[START Data extract]
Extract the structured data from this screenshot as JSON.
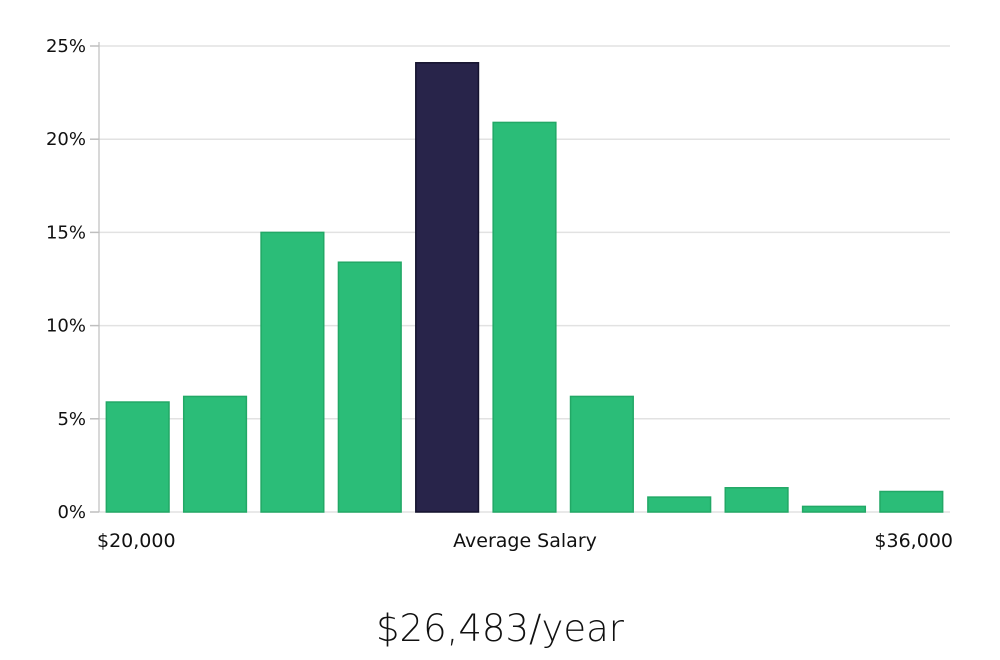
{
  "chart_data": {
    "type": "bar",
    "title": "",
    "xlabel": "Average Salary",
    "ylabel": "",
    "x_start_label": "$20,000",
    "x_end_label": "$36,000",
    "ylim": [
      0,
      25
    ],
    "yticks": [
      "0%",
      "5%",
      "10%",
      "15%",
      "20%",
      "25%"
    ],
    "values": [
      5.9,
      6.2,
      15.0,
      13.4,
      24.1,
      20.9,
      6.2,
      0.8,
      1.3,
      0.3,
      1.1
    ],
    "highlight_index": 4,
    "colors": {
      "bar": "#2bbd78",
      "highlight": "#28244a",
      "grid": "#e2e2e2",
      "axis": "#bfbfbf"
    }
  },
  "average_salary": "$26,483/year"
}
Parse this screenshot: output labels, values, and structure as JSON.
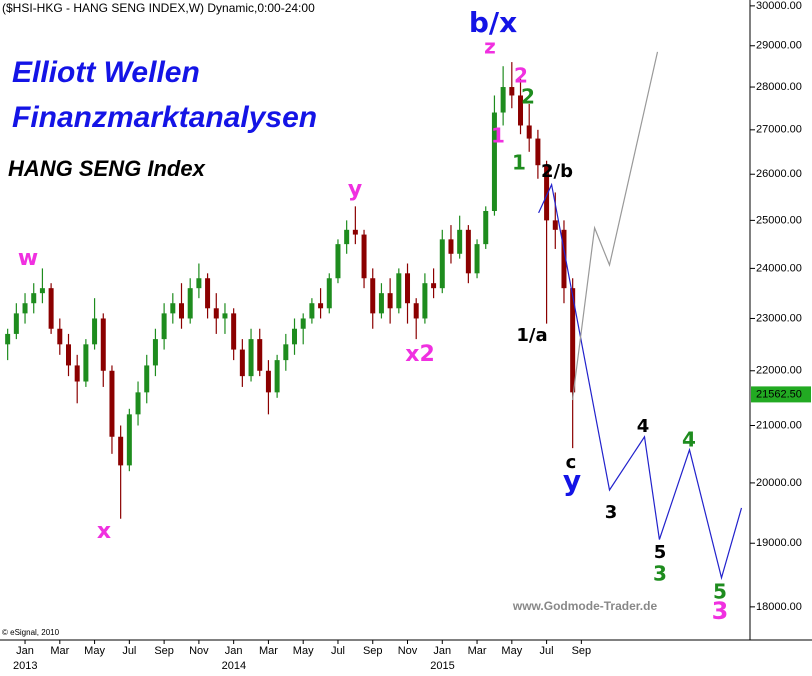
[END Data extract]
*Requirements*. Every entry above needs to be retyped exactly; drop the pictures.

*Solution for this problem*.
Extract the structured data from this screenshot as JSON.
{
  "chart_data": {
    "type": "bar",
    "title": "",
    "xlabel": "Average Salary",
    "ylabel": "",
    "x_start_label": "$20,000",
    "x_end_label": "$36,000",
    "ylim": [
      0,
      25
    ],
    "yticks": [
      "0%",
      "5%",
      "10%",
      "15%",
      "20%",
      "25%"
    ],
    "values": [
      5.9,
      6.2,
      15.0,
      13.4,
      24.1,
      20.9,
      6.2,
      0.8,
      1.3,
      0.3,
      1.1
    ],
    "highlight_index": 4,
    "colors": {
      "bar": "#2bbd78",
      "highlight": "#28244a",
      "grid": "#e2e2e2",
      "axis": "#bfbfbf"
    }
  },
  "average_salary": "$26,483/year"
}
Parse this screenshot: output labels, values, and structure as JSON.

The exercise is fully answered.